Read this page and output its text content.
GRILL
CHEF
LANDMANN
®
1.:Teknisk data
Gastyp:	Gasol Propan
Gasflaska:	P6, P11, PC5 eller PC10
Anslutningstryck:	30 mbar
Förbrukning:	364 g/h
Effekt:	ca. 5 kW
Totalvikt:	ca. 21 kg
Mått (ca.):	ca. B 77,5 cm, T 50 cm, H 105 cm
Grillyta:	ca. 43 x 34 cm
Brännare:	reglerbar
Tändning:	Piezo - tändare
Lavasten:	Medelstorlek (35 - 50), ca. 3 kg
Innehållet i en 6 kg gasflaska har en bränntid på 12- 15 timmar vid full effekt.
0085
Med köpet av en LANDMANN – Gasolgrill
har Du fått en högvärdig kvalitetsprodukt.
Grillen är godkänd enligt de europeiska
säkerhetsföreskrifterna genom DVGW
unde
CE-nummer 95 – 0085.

-=-=-=-=-

=== PROBLEM DESCRIPTION ===
Return the material above in full, word for word.

=== RESULT OF THE TASK ===
Read this page and output its text content.
GRILL
CHEF
LANDMANN
®
1.:Teknisk data
Gastyp:	Gasol Propan
Gasflaska:	P6, P11, PC5 eller PC10
Anslutningstryck:	30 mbar
Förbrukning:	364 g/h
Effekt:	ca. 5 kW
Totalvikt:	ca. 21 kg
Mått (ca.):	ca. B 77,5 cm, T 50 cm, H 105 cm
Grillyta:	ca. 43 x 34 cm
Brännare:	reglerbar
Tändning:	Piezo - tändare
Lavasten:	Medelstorlek (35 - 50), ca. 3 kg
Innehållet i en 6 kg gasflaska har en bränntid på 12- 15 timmar vid full effekt.
0085
Med köpet av en LANDMANN – Gasolgrill
har Du fått en högvärdig kvalitetsprodukt.
Grillen är godkänd enligt de europeiska
säkerhetsföreskrifterna genom DVGW
unde
CE-nummer 95 – 0085.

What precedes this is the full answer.